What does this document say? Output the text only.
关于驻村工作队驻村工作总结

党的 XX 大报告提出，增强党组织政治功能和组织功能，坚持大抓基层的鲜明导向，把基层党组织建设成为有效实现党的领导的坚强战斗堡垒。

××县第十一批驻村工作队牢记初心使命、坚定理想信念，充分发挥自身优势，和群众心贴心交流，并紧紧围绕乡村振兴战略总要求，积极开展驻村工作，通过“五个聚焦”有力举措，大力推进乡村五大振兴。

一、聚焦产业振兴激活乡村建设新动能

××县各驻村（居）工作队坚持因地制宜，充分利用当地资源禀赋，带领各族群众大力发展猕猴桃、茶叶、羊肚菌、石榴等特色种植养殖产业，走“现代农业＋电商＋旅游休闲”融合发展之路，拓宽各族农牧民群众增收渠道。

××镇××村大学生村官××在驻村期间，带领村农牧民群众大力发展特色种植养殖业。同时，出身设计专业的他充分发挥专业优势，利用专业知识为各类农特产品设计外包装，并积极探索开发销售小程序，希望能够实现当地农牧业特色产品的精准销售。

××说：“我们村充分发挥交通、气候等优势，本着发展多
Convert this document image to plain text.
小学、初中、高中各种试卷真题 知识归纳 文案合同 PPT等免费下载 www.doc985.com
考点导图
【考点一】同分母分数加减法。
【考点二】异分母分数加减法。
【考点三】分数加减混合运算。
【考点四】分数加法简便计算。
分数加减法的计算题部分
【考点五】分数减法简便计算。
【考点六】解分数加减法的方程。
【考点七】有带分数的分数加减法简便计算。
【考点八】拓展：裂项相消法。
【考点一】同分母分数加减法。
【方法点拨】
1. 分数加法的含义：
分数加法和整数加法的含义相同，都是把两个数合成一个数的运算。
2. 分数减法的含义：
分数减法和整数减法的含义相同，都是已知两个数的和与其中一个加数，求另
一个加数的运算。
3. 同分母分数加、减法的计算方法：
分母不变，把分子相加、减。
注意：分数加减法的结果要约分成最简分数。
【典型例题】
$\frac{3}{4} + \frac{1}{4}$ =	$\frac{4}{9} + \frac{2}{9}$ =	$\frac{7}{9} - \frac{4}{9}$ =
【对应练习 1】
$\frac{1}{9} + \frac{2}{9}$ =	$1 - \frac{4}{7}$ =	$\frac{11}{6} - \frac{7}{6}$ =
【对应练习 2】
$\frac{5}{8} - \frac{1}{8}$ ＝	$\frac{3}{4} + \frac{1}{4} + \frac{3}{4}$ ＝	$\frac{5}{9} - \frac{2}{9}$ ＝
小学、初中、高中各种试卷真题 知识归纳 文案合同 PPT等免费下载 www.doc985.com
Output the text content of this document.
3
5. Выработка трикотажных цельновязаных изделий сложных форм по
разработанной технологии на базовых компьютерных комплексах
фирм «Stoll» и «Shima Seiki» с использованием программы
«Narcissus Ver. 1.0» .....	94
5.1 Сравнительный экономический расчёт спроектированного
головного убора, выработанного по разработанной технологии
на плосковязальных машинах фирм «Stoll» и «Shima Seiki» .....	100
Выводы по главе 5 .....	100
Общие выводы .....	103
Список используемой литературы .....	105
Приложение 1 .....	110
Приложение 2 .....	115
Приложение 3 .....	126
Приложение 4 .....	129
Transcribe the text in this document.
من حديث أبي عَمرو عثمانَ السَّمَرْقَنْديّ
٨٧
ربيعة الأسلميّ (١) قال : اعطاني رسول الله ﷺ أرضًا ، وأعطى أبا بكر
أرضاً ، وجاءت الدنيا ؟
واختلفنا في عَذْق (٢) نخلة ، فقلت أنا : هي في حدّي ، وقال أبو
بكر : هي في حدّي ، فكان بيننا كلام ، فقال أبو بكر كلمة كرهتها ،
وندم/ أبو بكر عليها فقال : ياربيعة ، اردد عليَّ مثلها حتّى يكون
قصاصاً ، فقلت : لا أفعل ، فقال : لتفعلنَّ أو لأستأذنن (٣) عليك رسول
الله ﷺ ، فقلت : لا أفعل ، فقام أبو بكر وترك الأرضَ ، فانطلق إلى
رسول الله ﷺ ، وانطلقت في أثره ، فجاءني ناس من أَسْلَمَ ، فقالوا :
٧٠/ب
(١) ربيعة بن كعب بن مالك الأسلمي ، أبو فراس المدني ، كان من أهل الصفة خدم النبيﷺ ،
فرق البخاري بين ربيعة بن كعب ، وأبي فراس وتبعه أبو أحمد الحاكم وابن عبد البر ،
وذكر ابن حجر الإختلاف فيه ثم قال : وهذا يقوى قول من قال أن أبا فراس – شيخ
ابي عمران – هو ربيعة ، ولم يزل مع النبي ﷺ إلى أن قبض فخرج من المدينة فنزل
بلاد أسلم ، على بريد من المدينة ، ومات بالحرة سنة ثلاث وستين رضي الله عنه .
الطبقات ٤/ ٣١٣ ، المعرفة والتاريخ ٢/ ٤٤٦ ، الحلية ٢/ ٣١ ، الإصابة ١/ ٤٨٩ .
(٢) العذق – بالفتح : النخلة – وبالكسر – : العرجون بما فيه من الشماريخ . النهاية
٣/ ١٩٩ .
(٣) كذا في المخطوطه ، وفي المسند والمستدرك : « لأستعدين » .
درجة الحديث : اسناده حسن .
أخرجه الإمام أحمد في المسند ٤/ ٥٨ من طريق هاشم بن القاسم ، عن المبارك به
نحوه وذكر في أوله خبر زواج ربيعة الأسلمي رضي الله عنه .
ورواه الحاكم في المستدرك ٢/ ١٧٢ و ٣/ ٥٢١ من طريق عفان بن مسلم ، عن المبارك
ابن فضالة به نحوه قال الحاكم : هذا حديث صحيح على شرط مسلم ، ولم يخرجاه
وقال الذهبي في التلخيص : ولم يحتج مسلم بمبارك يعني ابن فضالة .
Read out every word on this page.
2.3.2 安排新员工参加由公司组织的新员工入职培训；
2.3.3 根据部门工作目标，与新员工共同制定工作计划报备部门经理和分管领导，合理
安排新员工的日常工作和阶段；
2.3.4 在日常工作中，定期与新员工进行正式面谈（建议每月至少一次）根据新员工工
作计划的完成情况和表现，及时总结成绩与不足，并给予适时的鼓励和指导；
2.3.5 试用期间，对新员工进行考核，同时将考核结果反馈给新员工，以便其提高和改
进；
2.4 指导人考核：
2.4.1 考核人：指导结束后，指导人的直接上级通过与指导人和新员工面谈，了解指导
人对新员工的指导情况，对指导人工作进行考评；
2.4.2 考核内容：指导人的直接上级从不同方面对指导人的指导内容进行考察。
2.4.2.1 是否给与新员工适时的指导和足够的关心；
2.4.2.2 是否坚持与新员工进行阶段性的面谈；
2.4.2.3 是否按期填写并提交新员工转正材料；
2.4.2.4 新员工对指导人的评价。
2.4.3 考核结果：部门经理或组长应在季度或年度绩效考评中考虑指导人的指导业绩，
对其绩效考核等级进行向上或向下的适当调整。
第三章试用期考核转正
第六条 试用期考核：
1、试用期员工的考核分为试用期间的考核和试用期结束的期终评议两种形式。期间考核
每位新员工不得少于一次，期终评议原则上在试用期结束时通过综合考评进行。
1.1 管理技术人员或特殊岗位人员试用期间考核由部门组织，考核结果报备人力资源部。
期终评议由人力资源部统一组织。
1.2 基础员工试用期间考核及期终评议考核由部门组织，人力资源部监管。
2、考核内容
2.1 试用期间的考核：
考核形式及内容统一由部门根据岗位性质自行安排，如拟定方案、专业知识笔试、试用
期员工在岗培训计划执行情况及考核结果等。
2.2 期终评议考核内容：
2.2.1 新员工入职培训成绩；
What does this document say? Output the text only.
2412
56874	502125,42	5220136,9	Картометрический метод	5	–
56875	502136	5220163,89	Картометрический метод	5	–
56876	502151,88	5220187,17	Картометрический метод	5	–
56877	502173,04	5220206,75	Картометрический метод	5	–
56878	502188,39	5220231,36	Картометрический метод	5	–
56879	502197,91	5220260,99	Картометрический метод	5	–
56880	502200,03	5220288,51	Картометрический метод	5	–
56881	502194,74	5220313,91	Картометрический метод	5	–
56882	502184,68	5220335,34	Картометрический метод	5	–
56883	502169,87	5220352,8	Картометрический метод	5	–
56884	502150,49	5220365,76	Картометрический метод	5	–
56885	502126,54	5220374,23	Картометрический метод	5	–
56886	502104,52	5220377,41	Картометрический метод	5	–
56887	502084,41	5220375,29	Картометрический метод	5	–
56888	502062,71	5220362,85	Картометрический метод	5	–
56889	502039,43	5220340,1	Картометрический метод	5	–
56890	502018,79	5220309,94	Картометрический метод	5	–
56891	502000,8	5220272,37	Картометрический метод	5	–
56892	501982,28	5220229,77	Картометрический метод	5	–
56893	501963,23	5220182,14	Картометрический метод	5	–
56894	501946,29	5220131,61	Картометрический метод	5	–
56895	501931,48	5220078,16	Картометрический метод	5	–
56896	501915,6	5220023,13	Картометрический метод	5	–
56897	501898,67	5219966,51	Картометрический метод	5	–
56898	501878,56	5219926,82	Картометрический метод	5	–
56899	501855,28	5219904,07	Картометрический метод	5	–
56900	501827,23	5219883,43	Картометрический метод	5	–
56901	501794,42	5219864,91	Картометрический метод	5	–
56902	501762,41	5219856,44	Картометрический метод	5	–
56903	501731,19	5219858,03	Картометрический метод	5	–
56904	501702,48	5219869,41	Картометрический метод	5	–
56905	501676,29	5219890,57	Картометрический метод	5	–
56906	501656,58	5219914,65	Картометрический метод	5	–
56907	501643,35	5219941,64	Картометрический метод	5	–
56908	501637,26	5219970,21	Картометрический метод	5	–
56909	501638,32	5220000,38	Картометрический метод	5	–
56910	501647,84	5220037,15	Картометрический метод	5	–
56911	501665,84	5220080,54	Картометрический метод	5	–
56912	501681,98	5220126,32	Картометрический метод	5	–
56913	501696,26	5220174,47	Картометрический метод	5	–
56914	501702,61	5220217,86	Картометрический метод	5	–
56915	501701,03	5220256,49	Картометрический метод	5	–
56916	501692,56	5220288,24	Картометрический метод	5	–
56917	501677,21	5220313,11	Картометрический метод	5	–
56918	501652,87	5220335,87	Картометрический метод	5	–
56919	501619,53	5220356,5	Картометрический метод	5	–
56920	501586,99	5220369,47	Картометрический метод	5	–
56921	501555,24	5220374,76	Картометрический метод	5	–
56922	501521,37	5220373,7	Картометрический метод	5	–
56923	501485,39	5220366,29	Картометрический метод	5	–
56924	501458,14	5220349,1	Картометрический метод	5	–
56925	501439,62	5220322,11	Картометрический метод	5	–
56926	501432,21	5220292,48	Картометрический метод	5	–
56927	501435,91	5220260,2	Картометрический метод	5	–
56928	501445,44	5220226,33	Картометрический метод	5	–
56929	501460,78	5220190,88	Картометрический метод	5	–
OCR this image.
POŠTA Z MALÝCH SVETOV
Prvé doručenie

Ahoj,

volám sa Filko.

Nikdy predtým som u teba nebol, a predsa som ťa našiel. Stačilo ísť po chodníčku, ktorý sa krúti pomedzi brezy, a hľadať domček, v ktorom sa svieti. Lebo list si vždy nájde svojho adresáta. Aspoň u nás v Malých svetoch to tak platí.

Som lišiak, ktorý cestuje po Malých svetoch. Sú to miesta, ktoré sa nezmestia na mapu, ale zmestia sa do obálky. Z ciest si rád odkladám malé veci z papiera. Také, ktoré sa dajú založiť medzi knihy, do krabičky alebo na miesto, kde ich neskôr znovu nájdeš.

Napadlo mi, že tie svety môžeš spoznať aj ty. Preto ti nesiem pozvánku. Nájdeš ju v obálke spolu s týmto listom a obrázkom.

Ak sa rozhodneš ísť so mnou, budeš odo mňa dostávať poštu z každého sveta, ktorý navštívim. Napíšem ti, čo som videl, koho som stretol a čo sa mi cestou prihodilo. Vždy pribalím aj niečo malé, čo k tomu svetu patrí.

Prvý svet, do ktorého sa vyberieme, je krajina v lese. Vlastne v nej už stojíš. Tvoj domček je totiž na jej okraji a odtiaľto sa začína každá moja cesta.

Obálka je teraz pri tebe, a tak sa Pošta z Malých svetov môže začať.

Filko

┄┄┄┄┄┄┄┄┄┄┄┄┄┄┄┄┄┄┄┄

◆ WHAT IS BEING ASKED:
Among the lines of the data, identify those with the word "وقال". Copy each of them.

◆ SOLVED PROBLEM:
واختلفنا في عَذْق (٢) نخلة ، فقلت أنا : هي في حدّي ، وقال أبو
وقال الذهبي في التلخيص : ولم يحتج مسلم بمبارك يعني ابن فضالة .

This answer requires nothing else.